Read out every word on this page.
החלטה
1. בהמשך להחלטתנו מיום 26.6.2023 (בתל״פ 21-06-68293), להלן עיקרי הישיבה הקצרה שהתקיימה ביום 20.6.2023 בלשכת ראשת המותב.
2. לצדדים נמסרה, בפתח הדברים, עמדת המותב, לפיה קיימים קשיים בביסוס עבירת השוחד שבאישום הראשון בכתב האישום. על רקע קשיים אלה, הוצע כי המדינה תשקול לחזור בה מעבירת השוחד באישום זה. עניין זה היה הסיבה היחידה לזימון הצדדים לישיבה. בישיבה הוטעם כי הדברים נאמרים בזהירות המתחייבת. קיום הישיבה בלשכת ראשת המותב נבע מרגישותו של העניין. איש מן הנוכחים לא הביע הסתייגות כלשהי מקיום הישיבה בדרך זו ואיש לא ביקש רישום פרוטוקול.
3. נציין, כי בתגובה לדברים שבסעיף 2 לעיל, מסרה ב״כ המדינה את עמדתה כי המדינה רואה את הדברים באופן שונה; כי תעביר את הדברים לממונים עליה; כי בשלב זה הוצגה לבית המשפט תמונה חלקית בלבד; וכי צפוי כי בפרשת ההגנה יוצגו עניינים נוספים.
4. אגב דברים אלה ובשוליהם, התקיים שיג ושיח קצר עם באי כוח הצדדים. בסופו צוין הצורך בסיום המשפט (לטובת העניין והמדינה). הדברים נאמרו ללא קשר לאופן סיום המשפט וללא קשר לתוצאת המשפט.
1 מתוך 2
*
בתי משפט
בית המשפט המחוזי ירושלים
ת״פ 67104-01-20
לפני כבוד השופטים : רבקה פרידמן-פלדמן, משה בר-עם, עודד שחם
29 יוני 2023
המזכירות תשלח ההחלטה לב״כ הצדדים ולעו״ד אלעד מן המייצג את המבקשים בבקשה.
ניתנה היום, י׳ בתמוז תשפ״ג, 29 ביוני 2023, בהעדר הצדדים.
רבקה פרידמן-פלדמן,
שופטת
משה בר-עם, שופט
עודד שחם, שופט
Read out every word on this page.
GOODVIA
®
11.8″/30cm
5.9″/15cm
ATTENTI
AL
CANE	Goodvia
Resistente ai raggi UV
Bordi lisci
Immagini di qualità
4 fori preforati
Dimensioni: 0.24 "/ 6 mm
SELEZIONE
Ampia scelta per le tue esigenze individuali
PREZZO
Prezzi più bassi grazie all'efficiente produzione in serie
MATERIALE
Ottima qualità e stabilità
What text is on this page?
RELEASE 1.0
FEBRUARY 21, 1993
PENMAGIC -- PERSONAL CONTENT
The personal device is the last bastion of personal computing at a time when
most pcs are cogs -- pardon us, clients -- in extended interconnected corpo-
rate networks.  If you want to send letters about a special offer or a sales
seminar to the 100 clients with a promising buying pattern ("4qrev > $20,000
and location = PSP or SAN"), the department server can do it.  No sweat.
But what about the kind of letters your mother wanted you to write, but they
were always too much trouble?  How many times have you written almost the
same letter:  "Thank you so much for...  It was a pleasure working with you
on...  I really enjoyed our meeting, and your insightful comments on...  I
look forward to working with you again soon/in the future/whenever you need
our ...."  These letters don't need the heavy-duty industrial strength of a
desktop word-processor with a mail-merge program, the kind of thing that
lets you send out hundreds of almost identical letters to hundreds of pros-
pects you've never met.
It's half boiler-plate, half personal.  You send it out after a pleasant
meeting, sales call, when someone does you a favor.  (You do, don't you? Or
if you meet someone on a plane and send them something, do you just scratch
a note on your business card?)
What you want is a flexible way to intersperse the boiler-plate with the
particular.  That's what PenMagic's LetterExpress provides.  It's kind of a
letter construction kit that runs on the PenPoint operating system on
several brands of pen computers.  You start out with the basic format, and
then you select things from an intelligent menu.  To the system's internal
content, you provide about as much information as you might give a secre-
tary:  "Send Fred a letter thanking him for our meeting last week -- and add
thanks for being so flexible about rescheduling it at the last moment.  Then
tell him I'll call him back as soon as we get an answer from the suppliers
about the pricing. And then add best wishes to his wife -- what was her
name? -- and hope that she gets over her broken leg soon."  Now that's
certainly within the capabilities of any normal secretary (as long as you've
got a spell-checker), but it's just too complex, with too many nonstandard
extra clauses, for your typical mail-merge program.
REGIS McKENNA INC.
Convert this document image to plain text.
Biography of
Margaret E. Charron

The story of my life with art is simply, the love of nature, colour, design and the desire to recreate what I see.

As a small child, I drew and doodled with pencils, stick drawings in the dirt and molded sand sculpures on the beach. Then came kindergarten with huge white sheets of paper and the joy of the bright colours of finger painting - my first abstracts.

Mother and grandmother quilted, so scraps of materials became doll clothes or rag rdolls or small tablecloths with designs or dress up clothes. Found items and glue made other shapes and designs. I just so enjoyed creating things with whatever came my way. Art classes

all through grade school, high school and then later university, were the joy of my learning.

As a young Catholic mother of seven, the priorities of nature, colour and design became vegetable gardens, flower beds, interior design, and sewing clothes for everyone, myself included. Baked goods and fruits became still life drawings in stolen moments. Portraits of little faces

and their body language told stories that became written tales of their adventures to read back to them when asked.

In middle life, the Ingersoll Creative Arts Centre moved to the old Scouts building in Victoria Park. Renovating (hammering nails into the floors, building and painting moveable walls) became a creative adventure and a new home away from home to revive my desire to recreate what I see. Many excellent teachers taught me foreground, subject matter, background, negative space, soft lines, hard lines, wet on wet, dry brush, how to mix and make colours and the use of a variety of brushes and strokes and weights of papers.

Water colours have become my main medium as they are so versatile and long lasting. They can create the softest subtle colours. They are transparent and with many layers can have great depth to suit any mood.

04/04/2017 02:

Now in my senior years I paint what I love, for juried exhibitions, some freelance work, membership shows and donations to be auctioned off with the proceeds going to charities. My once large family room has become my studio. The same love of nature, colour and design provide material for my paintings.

——

▸ **WHAT TO PRODUCE**
From the data above, extract every line in its exact form.

▸ **COMPLETE OUTPUT**
Read out every word on this page.
החלטה
1. בהמשך להחלטתנו מיום 26.6.2023 (בתל״פ 21-06-68293), להלן עיקרי הישיבה הקצרה שהתקיימה ביום 20.6.2023 בלשכת ראשת המותב.
2. לצדדים נמסרה, בפתח הדברים, עמדת המותב, לפיה קיימים קשיים בביסוס עבירת השוחד שבאישום הראשון בכתב האישום. על רקע קשיים אלה, הוצע כי המדינה תשקול לחזור בה מעבירת השוחד באישום זה. עניין זה היה הסיבה היחידה לזימון הצדדים לישיבה. בישיבה הוטעם כי הדברים נאמרים בזהירות המתחייבת. קיום הישיבה בלשכת ראשת המותב נבע מרגישותו של העניין. איש מן הנוכחים לא הביע הסתייגות כלשהי מקיום הישיבה בדרך זו ואיש לא ביקש רישום פרוטוקול.
3. נציין, כי בתגובה לדברים שבסעיף 2 לעיל, מסרה ב״כ המדינה את עמדתה כי המדינה רואה את הדברים באופן שונה; כי תעביר את הדברים לממונים עליה; כי בשלב זה הוצגה לבית המשפט תמונה חלקית בלבד; וכי צפוי כי בפרשת ההגנה יוצגו עניינים נוספים.
4. אגב דברים אלה ובשוליהם, התקיים שיג ושיח קצר עם באי כוח הצדדים. בסופו צוין הצורך בסיום המשפט (לטובת העניין והמדינה). הדברים נאמרו ללא קשר לאופן סיום המשפט וללא קשר לתוצאת המשפט.
1 מתוך 2
*
בתי משפט
בית המשפט המחוזי ירושלים
ת״פ 67104-01-20
לפני כבוד השופטים : רבקה פרידמן-פלדמן, משה בר-עם, עודד שחם
29 יוני 2023
המזכירות תשלח ההחלטה לב״כ הצדדים ולעו״ד אלעד מן המייצג את המבקשים בבקשה.
ניתנה היום, י׳ בתמוז תשפ״ג, 29 ביוני 2023, בהעדר הצדדים.
רבקה פרידמן-פלדמן,
שופטת
משה בר-עם, שופט
עודד שחם, שופט
Read out every word on this page.
GOODVIA
®
11.8″/30cm
5.9″/15cm
ATTENTI
AL
CANE	Goodvia
Resistente ai raggi UV
Bordi lisci
Immagini di qualità
4 fori preforati
Dimensioni: 0.24 "/ 6 mm
SELEZIONE
Ampia scelta per le tue esigenze individuali
PREZZO
Prezzi più bassi grazie all'efficiente produzione in serie
MATERIALE
Ottima qualità e stabilità
What text is on this page?
RELEASE 1.0
FEBRUARY 21, 1993
PENMAGIC -- PERSONAL CONTENT
The personal device is the last bastion of personal computing at a time when
most pcs are cogs -- pardon us, clients -- in extended interconnected corpo-
rate networks.  If you want to send letters about a special offer or a sales
seminar to the 100 clients with a promising buying pattern ("4qrev > $20,000
and location = PSP or SAN"), the department server can do it.  No sweat.
But what about the kind of letters your mother wanted you to write, but they
were always too much trouble?  How many times have you written almost the
same letter:  "Thank you so much for...  It was a pleasure working with you
on...  I really enjoyed our meeting, and your insightful comments on...  I
look forward to working with you again soon/in the future/whenever you need
our ...."  These letters don't need the heavy-duty industrial strength of a
desktop word-processor with a mail-merge program, the kind of thing that
lets you send out hundreds of almost identical letters to hundreds of pros-
pects you've never met.
It's half boiler-plate, half personal.  You send it out after a pleasant
meeting, sales call, when someone does you a favor.  (You do, don't you? Or
if you meet someone on a plane and send them something, do you just scratch
a note on your business card?)
What you want is a flexible way to intersperse the boiler-plate with the
particular.  That's what PenMagic's LetterExpress provides.  It's kind of a
letter construction kit that runs on the PenPoint operating system on
several brands of pen computers.  You start out with the basic format, and
then you select things from an intelligent menu.  To the system's internal
content, you provide about as much information as you might give a secre-
tary:  "Send Fred a letter thanking him for our meeting last week -- and add
thanks for being so flexible about rescheduling it at the last moment.  Then
tell him I'll call him back as soon as we get an answer from the suppliers
about the pricing. And then add best wishes to his wife -- what was her
name? -- and hope that she gets over her broken leg soon."  Now that's
certainly within the capabilities of any normal secretary (as long as you've
got a spell-checker), but it's just too complex, with too many nonstandard
extra clauses, for your typical mail-merge program.
REGIS McKENNA INC.
Convert this document image to plain text.
Biography of
Margaret E. Charron

The story of my life with art is simply, the love of nature, colour, design and the desire to recreate what I see.

As a small child, I drew and doodled with pencils, stick drawings in the dirt and molded sand sculpures on the beach. Then came kindergarten with huge white sheets of paper and the joy of the bright colours of finger painting - my first abstracts.

Mother and grandmother quilted, so scraps of materials became doll clothes or rag rdolls or small tablecloths with designs or dress up clothes. Found items and glue made other shapes and designs. I just so enjoyed creating things with whatever came my way. Art classes

all through grade school, high school and then later university, were the joy of my learning.

As a young Catholic mother of seven, the priorities of nature, colour and design became vegetable gardens, flower beds, interior design, and sewing clothes for everyone, myself included. Baked goods and fruits became still life drawings in stolen moments. Portraits of little faces

and their body language told stories that became written tales of their adventures to read back to them when asked.

In middle life, the Ingersoll Creative Arts Centre moved to the old Scouts building in Victoria Park. Renovating (hammering nails into the floors, building and painting moveable walls) became a creative adventure and a new home away from home to revive my desire to recreate what I see. Many excellent teachers taught me foreground, subject matter, background, negative space, soft lines, hard lines, wet on wet, dry brush, how to mix and make colours and the use of a variety of brushes and strokes and weights of papers.

Water colours have become my main medium as they are so versatile and long lasting. They can create the softest subtle colours. They are transparent and with many layers can have great depth to suit any mood.

04/04/2017 02:

Now in my senior years I paint what I love, for juried exhibitions, some freelance work, membership shows and donations to be auctioned off with the proceeds going to charities. My once large family room has become my studio. The same love of nature, colour and design provide material for my paintings.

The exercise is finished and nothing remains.